# Data records:
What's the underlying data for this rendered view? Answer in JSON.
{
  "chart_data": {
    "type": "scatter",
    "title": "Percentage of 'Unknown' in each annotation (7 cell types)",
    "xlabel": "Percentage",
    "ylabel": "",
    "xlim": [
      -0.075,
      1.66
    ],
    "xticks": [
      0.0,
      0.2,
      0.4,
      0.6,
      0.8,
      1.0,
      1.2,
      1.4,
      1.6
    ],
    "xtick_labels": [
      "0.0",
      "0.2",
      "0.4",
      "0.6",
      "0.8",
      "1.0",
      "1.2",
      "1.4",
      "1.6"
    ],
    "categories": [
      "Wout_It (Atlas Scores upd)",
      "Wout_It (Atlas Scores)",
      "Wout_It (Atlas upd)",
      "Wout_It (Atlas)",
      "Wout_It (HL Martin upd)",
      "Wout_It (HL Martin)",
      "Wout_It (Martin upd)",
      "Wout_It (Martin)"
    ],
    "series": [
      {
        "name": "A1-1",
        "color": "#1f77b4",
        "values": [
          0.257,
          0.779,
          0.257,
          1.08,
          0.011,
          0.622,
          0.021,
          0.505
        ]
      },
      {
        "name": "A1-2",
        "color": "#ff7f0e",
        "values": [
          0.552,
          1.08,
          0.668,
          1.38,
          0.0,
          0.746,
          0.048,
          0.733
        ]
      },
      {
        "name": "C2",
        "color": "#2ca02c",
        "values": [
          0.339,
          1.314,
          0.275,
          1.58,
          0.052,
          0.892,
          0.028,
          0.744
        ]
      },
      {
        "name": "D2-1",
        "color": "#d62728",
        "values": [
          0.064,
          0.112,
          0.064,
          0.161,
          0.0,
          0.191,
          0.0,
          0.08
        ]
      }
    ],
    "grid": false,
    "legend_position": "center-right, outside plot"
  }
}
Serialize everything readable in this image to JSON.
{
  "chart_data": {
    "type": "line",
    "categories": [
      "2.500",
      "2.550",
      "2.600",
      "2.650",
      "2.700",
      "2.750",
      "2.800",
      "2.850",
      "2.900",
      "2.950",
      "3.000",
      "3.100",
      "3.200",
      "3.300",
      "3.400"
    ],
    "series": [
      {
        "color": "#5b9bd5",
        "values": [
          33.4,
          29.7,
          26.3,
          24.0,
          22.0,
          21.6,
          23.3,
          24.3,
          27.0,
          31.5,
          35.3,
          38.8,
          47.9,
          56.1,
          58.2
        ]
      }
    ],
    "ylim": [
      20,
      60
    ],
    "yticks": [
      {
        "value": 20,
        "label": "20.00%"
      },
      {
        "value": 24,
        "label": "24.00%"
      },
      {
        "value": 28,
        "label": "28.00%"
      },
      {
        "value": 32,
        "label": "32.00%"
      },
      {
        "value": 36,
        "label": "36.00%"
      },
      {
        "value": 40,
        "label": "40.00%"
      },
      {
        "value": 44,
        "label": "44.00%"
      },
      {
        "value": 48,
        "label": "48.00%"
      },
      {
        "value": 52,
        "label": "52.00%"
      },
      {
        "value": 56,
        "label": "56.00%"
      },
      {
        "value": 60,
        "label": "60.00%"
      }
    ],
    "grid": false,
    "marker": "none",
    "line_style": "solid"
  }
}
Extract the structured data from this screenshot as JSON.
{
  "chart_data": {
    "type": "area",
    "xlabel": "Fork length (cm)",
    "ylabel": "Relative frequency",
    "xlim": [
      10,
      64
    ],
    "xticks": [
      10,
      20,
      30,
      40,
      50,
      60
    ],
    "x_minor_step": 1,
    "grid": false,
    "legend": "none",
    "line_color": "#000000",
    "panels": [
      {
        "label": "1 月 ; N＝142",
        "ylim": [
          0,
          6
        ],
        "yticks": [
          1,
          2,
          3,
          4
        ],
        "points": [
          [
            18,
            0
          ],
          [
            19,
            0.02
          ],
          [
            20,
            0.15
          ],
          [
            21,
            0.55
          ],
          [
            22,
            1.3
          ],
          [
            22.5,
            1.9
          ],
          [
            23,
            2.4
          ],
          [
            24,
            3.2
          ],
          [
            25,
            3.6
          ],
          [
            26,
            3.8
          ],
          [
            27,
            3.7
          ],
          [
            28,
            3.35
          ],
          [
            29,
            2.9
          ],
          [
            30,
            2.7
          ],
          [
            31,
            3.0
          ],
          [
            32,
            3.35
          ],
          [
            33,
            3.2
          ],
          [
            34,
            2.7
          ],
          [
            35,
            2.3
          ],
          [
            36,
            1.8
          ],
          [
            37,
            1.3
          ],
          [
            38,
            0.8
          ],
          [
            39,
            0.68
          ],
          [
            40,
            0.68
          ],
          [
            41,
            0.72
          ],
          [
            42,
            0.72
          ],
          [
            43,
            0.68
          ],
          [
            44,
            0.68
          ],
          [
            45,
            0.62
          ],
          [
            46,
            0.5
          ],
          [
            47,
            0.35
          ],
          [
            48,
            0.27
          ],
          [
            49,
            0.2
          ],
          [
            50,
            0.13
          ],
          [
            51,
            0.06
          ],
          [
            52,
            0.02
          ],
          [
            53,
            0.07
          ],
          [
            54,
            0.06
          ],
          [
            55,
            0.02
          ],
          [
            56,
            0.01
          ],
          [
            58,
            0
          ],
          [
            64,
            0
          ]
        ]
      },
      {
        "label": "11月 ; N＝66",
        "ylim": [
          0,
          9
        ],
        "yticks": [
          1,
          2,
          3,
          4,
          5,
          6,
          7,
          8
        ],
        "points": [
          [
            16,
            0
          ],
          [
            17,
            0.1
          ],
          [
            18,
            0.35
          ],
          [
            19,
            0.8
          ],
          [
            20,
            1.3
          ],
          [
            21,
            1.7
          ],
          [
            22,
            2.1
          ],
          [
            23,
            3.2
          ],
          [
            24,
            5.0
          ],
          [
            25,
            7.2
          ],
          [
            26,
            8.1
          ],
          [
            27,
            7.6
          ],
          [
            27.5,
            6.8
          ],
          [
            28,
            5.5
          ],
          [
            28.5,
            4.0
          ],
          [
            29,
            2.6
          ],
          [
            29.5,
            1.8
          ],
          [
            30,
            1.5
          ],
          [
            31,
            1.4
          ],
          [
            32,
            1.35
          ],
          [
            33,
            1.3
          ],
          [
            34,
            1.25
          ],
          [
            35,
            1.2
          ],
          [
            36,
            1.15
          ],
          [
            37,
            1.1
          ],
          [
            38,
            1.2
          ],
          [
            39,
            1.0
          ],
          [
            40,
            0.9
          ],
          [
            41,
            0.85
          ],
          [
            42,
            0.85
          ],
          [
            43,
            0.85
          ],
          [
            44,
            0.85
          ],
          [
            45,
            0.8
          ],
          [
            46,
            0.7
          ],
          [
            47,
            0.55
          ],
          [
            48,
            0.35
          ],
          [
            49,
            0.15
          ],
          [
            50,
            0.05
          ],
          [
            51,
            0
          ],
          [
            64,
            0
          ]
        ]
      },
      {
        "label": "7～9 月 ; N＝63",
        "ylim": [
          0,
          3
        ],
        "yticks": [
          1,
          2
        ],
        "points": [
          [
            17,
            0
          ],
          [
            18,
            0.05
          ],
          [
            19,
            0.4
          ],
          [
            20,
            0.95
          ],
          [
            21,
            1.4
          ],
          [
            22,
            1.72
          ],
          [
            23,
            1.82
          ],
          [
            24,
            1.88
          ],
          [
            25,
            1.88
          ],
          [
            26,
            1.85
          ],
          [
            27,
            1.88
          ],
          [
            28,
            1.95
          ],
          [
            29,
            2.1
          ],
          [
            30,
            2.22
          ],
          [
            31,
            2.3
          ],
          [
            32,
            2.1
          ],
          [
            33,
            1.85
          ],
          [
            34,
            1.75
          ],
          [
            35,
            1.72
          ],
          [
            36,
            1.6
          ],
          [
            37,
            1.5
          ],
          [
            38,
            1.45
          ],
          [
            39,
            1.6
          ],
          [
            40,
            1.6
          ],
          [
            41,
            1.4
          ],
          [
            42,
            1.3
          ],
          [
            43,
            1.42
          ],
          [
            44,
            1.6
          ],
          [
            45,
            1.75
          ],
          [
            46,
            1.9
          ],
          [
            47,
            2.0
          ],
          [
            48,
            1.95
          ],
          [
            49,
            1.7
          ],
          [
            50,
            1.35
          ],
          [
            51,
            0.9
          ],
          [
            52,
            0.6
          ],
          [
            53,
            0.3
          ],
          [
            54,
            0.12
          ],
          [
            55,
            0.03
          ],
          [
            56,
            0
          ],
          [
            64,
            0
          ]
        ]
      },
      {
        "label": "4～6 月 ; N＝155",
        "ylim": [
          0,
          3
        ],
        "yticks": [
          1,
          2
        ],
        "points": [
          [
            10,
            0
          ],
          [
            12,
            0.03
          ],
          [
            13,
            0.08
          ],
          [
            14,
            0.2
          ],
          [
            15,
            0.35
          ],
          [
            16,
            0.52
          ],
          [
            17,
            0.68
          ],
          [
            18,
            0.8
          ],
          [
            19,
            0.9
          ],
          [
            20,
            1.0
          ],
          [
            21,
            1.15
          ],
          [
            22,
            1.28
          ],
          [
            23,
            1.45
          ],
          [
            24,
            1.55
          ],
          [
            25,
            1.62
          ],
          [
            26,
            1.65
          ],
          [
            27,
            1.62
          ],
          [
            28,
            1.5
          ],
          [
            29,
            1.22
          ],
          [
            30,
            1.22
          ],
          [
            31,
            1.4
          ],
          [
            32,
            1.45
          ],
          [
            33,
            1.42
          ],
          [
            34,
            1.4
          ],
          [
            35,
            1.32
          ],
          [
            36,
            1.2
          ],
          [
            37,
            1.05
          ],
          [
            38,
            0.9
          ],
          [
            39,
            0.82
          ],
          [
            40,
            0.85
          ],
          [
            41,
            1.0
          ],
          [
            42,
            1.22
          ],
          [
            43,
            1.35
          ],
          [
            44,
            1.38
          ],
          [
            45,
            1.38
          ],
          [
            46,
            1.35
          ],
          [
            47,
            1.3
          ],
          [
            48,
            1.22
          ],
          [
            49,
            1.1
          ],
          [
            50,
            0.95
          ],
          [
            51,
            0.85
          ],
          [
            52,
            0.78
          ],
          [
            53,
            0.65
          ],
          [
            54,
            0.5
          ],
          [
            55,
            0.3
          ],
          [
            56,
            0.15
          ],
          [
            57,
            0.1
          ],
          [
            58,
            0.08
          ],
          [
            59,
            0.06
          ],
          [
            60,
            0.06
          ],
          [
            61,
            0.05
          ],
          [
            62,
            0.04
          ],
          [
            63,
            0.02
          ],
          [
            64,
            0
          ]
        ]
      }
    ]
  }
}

# What you should do:
Look through the data above. Copy every line with the string "Scores" in it.

# Solved problem:
      "Wout_It (Atlas Scores upd)",
      "Wout_It (Atlas Scores)",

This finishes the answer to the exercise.